[Figure content listings]
=-=-=-=-=
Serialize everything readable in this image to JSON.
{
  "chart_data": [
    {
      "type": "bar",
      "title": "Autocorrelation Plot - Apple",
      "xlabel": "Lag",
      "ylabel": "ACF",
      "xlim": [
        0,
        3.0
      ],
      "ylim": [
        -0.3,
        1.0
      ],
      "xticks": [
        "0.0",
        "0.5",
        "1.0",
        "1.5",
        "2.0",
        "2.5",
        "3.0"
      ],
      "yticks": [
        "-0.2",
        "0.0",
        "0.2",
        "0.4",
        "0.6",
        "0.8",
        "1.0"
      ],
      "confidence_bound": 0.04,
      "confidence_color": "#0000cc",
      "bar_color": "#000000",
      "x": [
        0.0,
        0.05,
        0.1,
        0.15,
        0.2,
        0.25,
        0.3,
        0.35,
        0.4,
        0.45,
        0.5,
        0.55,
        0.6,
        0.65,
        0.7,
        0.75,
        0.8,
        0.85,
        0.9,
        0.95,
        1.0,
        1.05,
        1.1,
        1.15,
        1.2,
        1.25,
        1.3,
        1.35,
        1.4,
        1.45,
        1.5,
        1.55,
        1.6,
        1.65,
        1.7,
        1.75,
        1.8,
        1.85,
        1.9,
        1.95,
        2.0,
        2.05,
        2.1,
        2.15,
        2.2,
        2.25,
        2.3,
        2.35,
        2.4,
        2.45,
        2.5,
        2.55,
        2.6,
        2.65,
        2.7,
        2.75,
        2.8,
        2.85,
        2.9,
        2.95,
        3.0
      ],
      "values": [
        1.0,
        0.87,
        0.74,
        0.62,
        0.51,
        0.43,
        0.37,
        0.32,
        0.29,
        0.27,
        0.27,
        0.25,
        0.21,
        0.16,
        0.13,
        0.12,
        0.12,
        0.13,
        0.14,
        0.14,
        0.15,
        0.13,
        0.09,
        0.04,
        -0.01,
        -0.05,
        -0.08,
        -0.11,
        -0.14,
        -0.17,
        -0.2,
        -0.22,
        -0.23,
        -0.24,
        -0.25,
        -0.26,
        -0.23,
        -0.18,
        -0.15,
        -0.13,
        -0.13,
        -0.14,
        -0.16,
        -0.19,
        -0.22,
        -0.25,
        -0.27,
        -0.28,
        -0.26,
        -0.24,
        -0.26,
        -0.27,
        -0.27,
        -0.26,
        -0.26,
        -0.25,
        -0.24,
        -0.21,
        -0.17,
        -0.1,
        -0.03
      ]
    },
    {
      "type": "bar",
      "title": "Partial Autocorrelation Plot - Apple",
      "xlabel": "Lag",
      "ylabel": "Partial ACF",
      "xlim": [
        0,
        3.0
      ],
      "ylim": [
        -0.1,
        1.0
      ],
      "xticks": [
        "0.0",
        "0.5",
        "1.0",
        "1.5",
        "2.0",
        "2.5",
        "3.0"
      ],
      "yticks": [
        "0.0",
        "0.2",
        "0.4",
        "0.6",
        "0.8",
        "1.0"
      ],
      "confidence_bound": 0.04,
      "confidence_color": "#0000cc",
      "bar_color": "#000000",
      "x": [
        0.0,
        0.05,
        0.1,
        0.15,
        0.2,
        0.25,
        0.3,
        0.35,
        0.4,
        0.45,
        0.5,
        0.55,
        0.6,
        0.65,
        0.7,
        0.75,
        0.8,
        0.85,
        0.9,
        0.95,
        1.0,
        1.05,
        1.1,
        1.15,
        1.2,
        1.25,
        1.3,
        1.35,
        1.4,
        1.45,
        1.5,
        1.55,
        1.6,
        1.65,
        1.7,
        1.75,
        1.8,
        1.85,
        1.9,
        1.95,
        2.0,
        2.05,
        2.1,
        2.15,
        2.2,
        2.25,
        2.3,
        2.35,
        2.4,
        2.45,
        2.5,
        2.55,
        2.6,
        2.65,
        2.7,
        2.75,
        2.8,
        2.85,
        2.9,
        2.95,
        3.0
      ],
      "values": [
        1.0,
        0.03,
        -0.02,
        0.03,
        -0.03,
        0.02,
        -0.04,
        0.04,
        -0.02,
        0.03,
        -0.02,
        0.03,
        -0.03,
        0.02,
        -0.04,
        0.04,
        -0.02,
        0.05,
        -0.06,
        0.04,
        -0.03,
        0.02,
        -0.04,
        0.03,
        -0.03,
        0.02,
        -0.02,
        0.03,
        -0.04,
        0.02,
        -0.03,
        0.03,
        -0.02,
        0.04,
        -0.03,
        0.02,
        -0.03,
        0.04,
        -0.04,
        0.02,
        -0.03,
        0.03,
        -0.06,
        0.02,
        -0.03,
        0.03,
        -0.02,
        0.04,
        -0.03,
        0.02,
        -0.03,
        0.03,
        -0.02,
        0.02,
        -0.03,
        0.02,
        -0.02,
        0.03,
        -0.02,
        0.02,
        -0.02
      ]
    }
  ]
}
=-=-=-=-=
Goal> Reply with one number: the count of lines in the entries that include the word "Autocorrelation".

Final answer> 2